Goal | Here are records with pictures in them. Copy all of them exactly and leave the pictures out.

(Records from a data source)
--- Begin ---
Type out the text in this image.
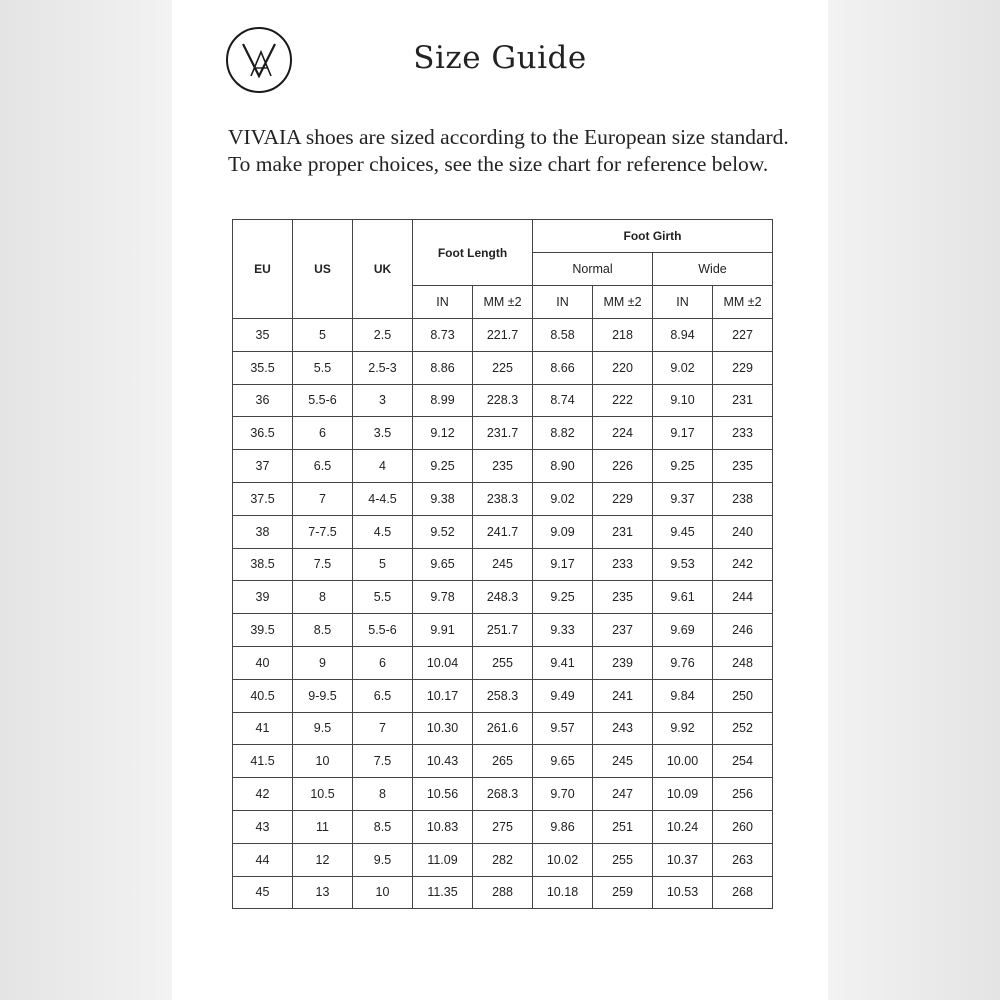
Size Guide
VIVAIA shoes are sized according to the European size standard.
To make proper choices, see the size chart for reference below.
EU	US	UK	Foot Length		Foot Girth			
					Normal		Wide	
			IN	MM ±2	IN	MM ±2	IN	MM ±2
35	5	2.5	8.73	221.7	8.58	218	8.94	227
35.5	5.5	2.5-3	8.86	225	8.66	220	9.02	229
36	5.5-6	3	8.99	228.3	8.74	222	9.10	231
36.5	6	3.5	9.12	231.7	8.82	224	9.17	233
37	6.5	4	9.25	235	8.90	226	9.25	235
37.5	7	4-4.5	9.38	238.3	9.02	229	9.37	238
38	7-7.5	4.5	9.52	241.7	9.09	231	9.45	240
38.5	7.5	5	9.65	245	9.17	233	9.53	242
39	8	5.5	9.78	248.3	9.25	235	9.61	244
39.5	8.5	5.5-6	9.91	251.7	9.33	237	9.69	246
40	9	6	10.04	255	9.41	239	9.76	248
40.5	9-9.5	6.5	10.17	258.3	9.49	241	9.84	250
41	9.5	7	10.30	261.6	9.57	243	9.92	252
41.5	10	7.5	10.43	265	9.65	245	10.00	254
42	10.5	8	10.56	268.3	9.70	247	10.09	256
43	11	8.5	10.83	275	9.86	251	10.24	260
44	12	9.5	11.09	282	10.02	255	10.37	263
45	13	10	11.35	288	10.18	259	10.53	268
--- End ---
Exercise solution |
Type out the text in this image.
Size Guide
VIVAIA shoes are sized according to the European size standard.
To make proper choices, see the size chart for reference below.
EU	US	UK	Foot Length		Foot Girth			
					Normal		Wide	
			IN	MM ±2	IN	MM ±2	IN	MM ±2
35	5	2.5	8.73	221.7	8.58	218	8.94	227
35.5	5.5	2.5-3	8.86	225	8.66	220	9.02	229
36	5.5-6	3	8.99	228.3	8.74	222	9.10	231
36.5	6	3.5	9.12	231.7	8.82	224	9.17	233
37	6.5	4	9.25	235	8.90	226	9.25	235
37.5	7	4-4.5	9.38	238.3	9.02	229	9.37	238
38	7-7.5	4.5	9.52	241.7	9.09	231	9.45	240
38.5	7.5	5	9.65	245	9.17	233	9.53	242
39	8	5.5	9.78	248.3	9.25	235	9.61	244
39.5	8.5	5.5-6	9.91	251.7	9.33	237	9.69	246
40	9	6	10.04	255	9.41	239	9.76	248
40.5	9-9.5	6.5	10.17	258.3	9.49	241	9.84	250
41	9.5	7	10.30	261.6	9.57	243	9.92	252
41.5	10	7.5	10.43	265	9.65	245	10.00	254
42	10.5	8	10.56	268.3	9.70	247	10.09	256
43	11	8.5	10.83	275	9.86	251	10.24	260
44	12	9.5	11.09	282	10.02	255	10.37	263
45	13	10	11.35	288	10.18	259	10.53	268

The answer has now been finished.